EXERCISE PROMPT> Which lines mention "screenshot"? Show each one from the listing.

SUPPLIED RECORDS>

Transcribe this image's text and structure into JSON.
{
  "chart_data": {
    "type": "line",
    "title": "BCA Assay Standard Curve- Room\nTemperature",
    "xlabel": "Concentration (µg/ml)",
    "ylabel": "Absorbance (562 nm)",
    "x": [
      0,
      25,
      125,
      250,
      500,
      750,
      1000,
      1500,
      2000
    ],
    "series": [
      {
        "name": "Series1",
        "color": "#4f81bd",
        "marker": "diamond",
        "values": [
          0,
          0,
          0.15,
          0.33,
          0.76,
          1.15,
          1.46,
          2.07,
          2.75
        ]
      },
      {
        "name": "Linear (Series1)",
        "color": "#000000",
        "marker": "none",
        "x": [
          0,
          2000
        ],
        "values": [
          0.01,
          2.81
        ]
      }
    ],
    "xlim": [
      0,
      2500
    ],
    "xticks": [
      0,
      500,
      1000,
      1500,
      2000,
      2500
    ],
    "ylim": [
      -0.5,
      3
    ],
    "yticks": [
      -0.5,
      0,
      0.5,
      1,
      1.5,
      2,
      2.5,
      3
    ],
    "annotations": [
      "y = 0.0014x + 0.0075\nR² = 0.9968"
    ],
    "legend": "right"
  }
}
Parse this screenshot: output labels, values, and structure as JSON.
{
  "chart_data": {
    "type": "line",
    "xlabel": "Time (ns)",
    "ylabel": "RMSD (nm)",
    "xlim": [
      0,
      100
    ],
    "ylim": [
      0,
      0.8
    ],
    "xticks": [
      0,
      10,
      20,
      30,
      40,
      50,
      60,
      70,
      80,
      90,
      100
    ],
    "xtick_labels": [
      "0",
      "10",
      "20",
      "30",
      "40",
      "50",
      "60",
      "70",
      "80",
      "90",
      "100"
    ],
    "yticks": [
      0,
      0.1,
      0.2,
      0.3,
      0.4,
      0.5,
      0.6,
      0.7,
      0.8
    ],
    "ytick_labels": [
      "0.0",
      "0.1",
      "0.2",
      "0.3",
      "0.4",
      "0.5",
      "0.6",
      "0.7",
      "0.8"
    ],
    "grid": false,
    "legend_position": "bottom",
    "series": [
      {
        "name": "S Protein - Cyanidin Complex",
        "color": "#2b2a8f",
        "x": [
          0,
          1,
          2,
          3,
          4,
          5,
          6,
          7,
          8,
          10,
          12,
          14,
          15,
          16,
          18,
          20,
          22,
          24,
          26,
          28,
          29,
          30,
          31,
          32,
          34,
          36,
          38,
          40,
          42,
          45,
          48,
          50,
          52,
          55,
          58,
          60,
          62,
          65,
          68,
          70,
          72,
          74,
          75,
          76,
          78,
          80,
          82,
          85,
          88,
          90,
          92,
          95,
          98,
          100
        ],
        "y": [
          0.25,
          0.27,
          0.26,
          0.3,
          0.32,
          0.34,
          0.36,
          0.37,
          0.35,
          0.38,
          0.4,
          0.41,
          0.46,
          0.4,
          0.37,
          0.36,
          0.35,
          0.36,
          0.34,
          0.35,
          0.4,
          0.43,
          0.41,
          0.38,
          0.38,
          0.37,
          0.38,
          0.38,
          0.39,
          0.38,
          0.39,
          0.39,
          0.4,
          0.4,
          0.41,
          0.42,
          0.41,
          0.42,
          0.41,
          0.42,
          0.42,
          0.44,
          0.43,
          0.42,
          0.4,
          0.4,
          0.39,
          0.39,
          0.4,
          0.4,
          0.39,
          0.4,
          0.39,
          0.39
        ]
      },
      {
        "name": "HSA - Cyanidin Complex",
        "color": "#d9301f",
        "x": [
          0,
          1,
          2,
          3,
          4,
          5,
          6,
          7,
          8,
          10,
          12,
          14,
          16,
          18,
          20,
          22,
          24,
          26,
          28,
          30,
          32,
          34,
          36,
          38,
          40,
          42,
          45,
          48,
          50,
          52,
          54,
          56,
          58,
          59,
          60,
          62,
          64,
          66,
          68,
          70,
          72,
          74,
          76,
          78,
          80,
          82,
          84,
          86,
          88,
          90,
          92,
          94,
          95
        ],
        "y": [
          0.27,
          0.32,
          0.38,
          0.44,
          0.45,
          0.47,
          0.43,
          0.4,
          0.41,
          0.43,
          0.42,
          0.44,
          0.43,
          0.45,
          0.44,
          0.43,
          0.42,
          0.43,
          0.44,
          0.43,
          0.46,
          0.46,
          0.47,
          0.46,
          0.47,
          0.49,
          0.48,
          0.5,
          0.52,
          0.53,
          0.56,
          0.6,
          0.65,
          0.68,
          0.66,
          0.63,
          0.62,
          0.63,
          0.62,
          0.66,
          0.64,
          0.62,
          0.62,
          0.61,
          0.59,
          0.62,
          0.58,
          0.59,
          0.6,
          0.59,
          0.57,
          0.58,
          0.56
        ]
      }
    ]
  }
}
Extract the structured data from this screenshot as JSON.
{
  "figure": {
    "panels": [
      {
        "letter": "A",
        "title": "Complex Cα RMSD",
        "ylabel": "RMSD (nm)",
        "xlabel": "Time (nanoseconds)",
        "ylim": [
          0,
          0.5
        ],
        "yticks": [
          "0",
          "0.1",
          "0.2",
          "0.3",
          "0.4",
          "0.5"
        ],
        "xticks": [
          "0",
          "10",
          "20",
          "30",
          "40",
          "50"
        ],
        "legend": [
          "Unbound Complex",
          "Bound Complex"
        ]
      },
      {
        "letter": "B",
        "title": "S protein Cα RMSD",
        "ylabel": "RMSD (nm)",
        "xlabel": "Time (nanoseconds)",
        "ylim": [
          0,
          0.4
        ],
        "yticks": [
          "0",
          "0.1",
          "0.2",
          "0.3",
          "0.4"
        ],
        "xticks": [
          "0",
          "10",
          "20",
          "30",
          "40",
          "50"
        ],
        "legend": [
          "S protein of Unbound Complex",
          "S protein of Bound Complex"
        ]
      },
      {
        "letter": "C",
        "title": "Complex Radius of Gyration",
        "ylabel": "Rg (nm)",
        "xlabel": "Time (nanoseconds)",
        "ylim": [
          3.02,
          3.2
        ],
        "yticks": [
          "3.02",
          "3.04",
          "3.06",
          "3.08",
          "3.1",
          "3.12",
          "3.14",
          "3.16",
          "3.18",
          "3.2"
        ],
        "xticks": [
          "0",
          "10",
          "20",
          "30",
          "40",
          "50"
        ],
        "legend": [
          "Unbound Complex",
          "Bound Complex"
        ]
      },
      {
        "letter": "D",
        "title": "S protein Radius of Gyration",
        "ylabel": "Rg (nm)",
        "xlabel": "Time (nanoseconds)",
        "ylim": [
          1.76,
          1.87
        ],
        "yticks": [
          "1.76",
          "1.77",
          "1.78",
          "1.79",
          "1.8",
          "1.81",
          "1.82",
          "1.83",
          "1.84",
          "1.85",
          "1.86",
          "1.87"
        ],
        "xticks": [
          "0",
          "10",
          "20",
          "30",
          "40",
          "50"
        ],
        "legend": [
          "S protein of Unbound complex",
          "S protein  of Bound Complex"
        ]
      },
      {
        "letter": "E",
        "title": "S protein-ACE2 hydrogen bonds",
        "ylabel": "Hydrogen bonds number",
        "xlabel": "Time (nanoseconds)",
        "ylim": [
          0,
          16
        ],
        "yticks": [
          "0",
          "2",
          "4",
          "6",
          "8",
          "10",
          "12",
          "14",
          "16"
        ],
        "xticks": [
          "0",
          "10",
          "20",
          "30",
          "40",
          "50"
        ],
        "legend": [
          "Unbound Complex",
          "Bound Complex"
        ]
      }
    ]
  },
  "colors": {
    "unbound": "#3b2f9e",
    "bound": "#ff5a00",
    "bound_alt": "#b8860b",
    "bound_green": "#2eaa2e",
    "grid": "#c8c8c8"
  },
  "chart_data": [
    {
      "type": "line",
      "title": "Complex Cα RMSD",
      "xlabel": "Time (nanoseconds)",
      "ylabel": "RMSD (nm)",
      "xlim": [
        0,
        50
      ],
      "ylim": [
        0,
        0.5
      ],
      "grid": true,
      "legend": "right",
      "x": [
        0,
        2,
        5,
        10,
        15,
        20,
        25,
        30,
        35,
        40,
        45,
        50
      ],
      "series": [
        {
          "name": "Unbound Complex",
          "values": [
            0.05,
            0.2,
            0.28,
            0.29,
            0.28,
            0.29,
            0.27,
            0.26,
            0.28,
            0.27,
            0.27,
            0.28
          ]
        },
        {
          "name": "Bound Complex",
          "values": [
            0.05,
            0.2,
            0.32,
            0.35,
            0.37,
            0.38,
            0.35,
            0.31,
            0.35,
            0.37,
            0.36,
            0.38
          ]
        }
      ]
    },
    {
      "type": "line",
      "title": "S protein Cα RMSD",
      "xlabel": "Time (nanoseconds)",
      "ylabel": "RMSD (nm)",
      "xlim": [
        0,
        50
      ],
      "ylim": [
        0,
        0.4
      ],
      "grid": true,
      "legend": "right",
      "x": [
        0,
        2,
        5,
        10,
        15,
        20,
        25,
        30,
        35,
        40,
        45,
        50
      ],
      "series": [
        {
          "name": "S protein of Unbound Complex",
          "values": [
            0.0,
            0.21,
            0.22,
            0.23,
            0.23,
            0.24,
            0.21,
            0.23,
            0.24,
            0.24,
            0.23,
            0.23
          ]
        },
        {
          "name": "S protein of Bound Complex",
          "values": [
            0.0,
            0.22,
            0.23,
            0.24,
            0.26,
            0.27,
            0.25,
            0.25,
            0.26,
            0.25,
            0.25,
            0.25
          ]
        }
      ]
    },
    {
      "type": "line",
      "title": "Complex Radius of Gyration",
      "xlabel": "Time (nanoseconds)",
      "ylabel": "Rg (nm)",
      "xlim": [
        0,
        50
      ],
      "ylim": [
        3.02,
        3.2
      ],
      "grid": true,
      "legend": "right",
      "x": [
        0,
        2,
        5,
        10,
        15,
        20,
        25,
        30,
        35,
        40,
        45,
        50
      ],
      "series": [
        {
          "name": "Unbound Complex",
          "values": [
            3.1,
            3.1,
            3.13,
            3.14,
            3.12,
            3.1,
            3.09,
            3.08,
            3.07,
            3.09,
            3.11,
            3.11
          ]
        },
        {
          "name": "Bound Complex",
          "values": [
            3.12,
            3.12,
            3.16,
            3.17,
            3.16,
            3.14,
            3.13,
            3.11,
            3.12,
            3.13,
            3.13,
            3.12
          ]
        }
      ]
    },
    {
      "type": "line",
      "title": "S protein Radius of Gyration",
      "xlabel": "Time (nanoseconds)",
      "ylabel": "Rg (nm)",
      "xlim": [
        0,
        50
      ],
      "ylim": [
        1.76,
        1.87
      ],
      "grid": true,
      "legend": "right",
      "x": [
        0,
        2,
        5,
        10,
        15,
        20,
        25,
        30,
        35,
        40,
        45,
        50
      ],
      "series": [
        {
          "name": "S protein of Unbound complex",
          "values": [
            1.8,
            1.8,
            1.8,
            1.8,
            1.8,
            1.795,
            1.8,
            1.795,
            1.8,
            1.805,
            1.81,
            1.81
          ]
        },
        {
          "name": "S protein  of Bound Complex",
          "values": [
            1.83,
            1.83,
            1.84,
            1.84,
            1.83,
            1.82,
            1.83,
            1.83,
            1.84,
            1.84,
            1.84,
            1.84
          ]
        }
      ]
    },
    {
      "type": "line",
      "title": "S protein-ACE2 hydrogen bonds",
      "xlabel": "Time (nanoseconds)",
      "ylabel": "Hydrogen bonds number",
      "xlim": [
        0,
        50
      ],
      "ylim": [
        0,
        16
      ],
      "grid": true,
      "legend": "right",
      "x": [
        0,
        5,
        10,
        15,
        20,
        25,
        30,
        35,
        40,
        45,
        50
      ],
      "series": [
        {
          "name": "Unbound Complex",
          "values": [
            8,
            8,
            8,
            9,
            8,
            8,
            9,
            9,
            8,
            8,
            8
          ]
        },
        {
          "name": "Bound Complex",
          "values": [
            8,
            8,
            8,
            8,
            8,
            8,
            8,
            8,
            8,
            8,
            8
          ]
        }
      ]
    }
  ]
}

WRITTEN SOLUTION>
Parse this screenshot: output labels, values, and structure as JSON.
Extract the structured data from this screenshot as JSON.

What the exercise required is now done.